» **Exercise input**:
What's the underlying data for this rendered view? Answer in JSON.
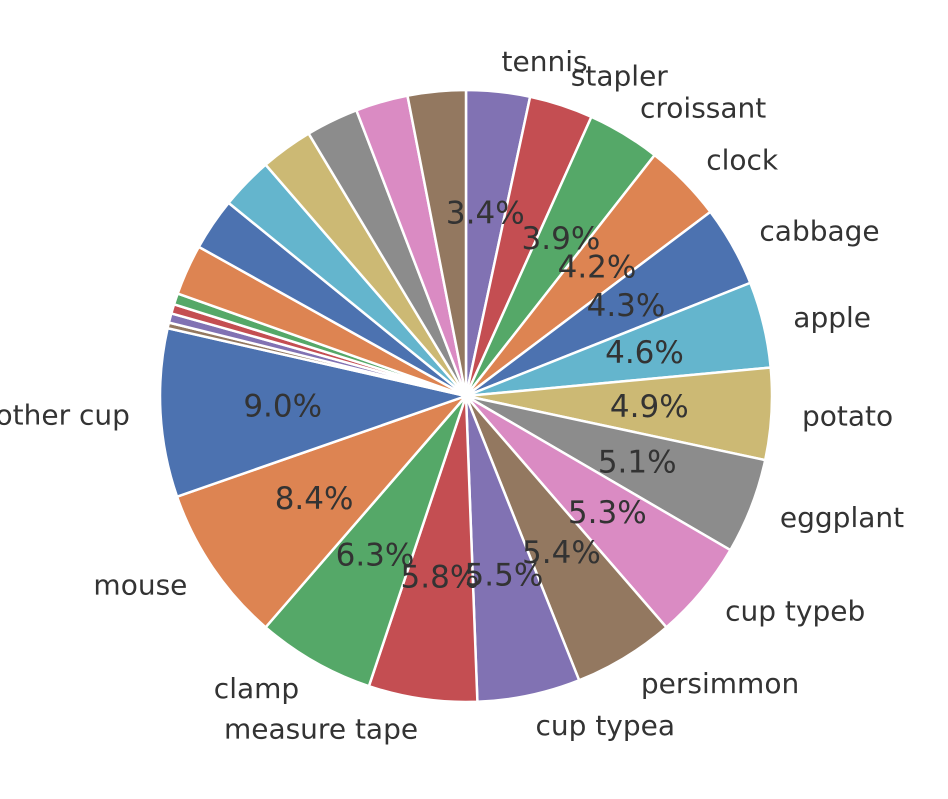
{
  "chart_data": {
    "type": "pie",
    "start_angle_deg": 90,
    "direction": "clockwise",
    "categories": [
      "tennis",
      "stapler",
      "croissant",
      "clock",
      "cabbage",
      "apple",
      "potato",
      "eggplant",
      "cup typeb",
      "persimmon",
      "cup typea",
      "measure tape",
      "clamp",
      "mouse",
      "other cup",
      "",
      "",
      "",
      "",
      "",
      "",
      "",
      "",
      "",
      "",
      ""
    ],
    "values": [
      3.4,
      3.4,
      3.9,
      4.2,
      4.3,
      4.6,
      4.9,
      5.1,
      5.3,
      5.4,
      5.5,
      5.8,
      6.3,
      8.4,
      9.0,
      0.3,
      0.5,
      0.5,
      0.6,
      2.7,
      2.8,
      2.8,
      2.8,
      2.8,
      2.8,
      3.1
    ],
    "value_labels": [
      "3.4%",
      "",
      "3.9%",
      "4.2%",
      "4.3%",
      "4.6%",
      "4.9%",
      "5.1%",
      "5.3%",
      "5.4%",
      "5.5%",
      "5.8%",
      "6.3%",
      "8.4%",
      "9.0%",
      "",
      "",
      "",
      "",
      "",
      "",
      "",
      "",
      "",
      "",
      ""
    ],
    "colors": [
      "#8172b3",
      "#c44e52",
      "#55a868",
      "#dd8452",
      "#4c72b0",
      "#64b5cd",
      "#ccb974",
      "#8c8c8c",
      "#da8bc3",
      "#937860",
      "#8172b3",
      "#c44e52",
      "#55a868",
      "#dd8452",
      "#4c72b0",
      "#937860",
      "#8172b3",
      "#c44e52",
      "#55a868",
      "#dd8452",
      "#4c72b0",
      "#64b5cd",
      "#ccb974",
      "#8c8c8c",
      "#da8bc3",
      "#937860"
    ]
  }
}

» **What is being asked**: Write out all the records again, exactly, minus any pictures.

» **Correct output**:
What's the underlying data for this rendered view? Answer in JSON.
{
  "chart_data": {
    "type": "pie",
    "start_angle_deg": 90,
    "direction": "clockwise",
    "categories": [
      "tennis",
      "stapler",
      "croissant",
      "clock",
      "cabbage",
      "apple",
      "potato",
      "eggplant",
      "cup typeb",
      "persimmon",
      "cup typea",
      "measure tape",
      "clamp",
      "mouse",
      "other cup",
      "",
      "",
      "",
      "",
      "",
      "",
      "",
      "",
      "",
      "",
      ""
    ],
    "values": [
      3.4,
      3.4,
      3.9,
      4.2,
      4.3,
      4.6,
      4.9,
      5.1,
      5.3,
      5.4,
      5.5,
      5.8,
      6.3,
      8.4,
      9.0,
      0.3,
      0.5,
      0.5,
      0.6,
      2.7,
      2.8,
      2.8,
      2.8,
      2.8,
      2.8,
      3.1
    ],
    "value_labels": [
      "3.4%",
      "",
      "3.9%",
      "4.2%",
      "4.3%",
      "4.6%",
      "4.9%",
      "5.1%",
      "5.3%",
      "5.4%",
      "5.5%",
      "5.8%",
      "6.3%",
      "8.4%",
      "9.0%",
      "",
      "",
      "",
      "",
      "",
      "",
      "",
      "",
      "",
      "",
      ""
    ],
    "colors": [
      "#8172b3",
      "#c44e52",
      "#55a868",
      "#dd8452",
      "#4c72b0",
      "#64b5cd",
      "#ccb974",
      "#8c8c8c",
      "#da8bc3",
      "#937860",
      "#8172b3",
      "#c44e52",
      "#55a868",
      "#dd8452",
      "#4c72b0",
      "#937860",
      "#8172b3",
      "#c44e52",
      "#55a868",
      "#dd8452",
      "#4c72b0",
      "#64b5cd",
      "#ccb974",
      "#8c8c8c",
      "#da8bc3",
      "#937860"
    ]
  }
}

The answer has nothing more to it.